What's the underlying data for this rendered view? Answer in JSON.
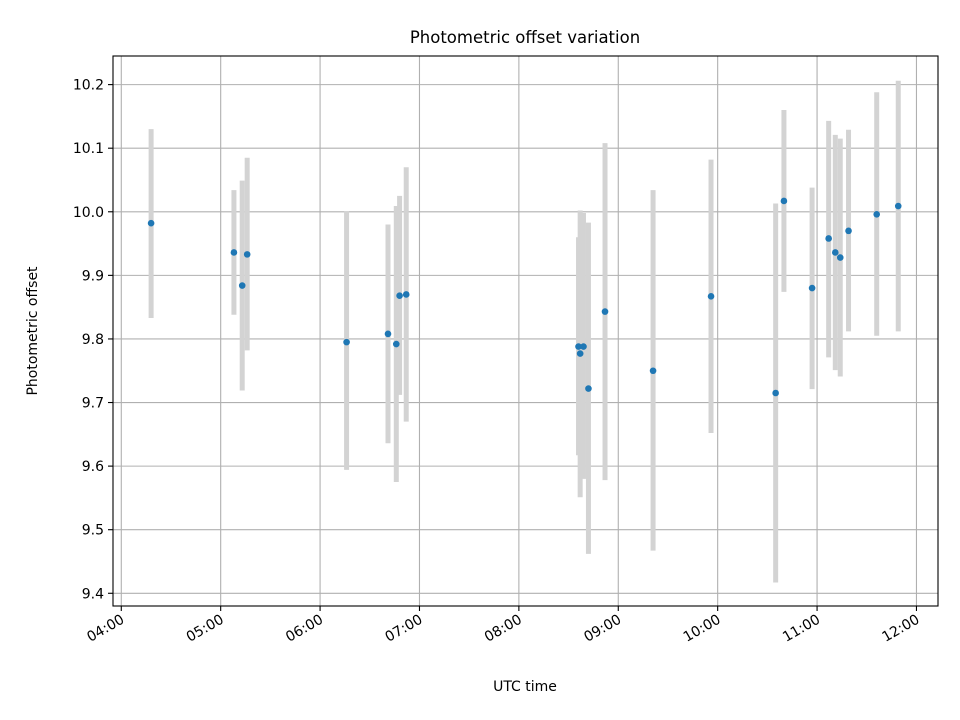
{
  "chart_data": {
    "type": "scatter",
    "title": "Photometric offset variation",
    "xlabel": "UTC time",
    "ylabel": "Photometric offset",
    "xlim": [
      "03:55",
      "12:13"
    ],
    "ylim": [
      9.38,
      10.245
    ],
    "xticks": [
      "04:00",
      "05:00",
      "06:00",
      "07:00",
      "08:00",
      "09:00",
      "10:00",
      "11:00",
      "12:00"
    ],
    "yticks": [
      9.4,
      9.5,
      9.6,
      9.7,
      9.8,
      9.9,
      10.0,
      10.1,
      10.2
    ],
    "ytick_labels": [
      "9.4",
      "9.5",
      "9.6",
      "9.7",
      "9.8",
      "9.9",
      "10.0",
      "10.1",
      "10.2"
    ],
    "grid": true,
    "marker_color": "#1f77b4",
    "errorbar_color": "#d3d3d3",
    "points": [
      {
        "x": "04:18",
        "y": 9.982,
        "ylow": 9.833,
        "yhigh": 10.13
      },
      {
        "x": "05:08",
        "y": 9.936,
        "ylow": 9.838,
        "yhigh": 10.034
      },
      {
        "x": "05:13",
        "y": 9.884,
        "ylow": 9.719,
        "yhigh": 10.049
      },
      {
        "x": "05:16",
        "y": 9.933,
        "ylow": 9.782,
        "yhigh": 10.085
      },
      {
        "x": "06:16",
        "y": 9.795,
        "ylow": 9.594,
        "yhigh": 10.001
      },
      {
        "x": "06:41",
        "y": 9.808,
        "ylow": 9.636,
        "yhigh": 9.98
      },
      {
        "x": "06:46",
        "y": 9.792,
        "ylow": 9.575,
        "yhigh": 10.009
      },
      {
        "x": "06:48",
        "y": 9.868,
        "ylow": 9.712,
        "yhigh": 10.025
      },
      {
        "x": "06:52",
        "y": 9.87,
        "ylow": 9.67,
        "yhigh": 10.07
      },
      {
        "x": "08:36",
        "y": 9.788,
        "ylow": 9.617,
        "yhigh": 9.96
      },
      {
        "x": "08:37",
        "y": 9.777,
        "ylow": 9.551,
        "yhigh": 10.002
      },
      {
        "x": "08:39",
        "y": 9.788,
        "ylow": 9.58,
        "yhigh": 9.998
      },
      {
        "x": "08:42",
        "y": 9.722,
        "ylow": 9.462,
        "yhigh": 9.983
      },
      {
        "x": "08:52",
        "y": 9.843,
        "ylow": 9.578,
        "yhigh": 10.108
      },
      {
        "x": "09:21",
        "y": 9.75,
        "ylow": 9.467,
        "yhigh": 10.034
      },
      {
        "x": "09:56",
        "y": 9.867,
        "ylow": 9.652,
        "yhigh": 10.082
      },
      {
        "x": "10:35",
        "y": 9.715,
        "ylow": 9.417,
        "yhigh": 10.013
      },
      {
        "x": "10:40",
        "y": 10.017,
        "ylow": 9.874,
        "yhigh": 10.16
      },
      {
        "x": "10:57",
        "y": 9.88,
        "ylow": 9.721,
        "yhigh": 10.038
      },
      {
        "x": "11:07",
        "y": 9.958,
        "ylow": 9.771,
        "yhigh": 10.143
      },
      {
        "x": "11:11",
        "y": 9.936,
        "ylow": 9.751,
        "yhigh": 10.121
      },
      {
        "x": "11:14",
        "y": 9.928,
        "ylow": 9.741,
        "yhigh": 10.115
      },
      {
        "x": "11:19",
        "y": 9.97,
        "ylow": 9.812,
        "yhigh": 10.129
      },
      {
        "x": "11:36",
        "y": 9.996,
        "ylow": 9.805,
        "yhigh": 10.188
      },
      {
        "x": "11:49",
        "y": 10.009,
        "ylow": 9.812,
        "yhigh": 10.206
      }
    ]
  }
}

Problem description
Look over the records above and copy each line that includes the string "offset".

Complete output
    "title": "Photometric offset variation",
    "ylabel": "Photometric offset",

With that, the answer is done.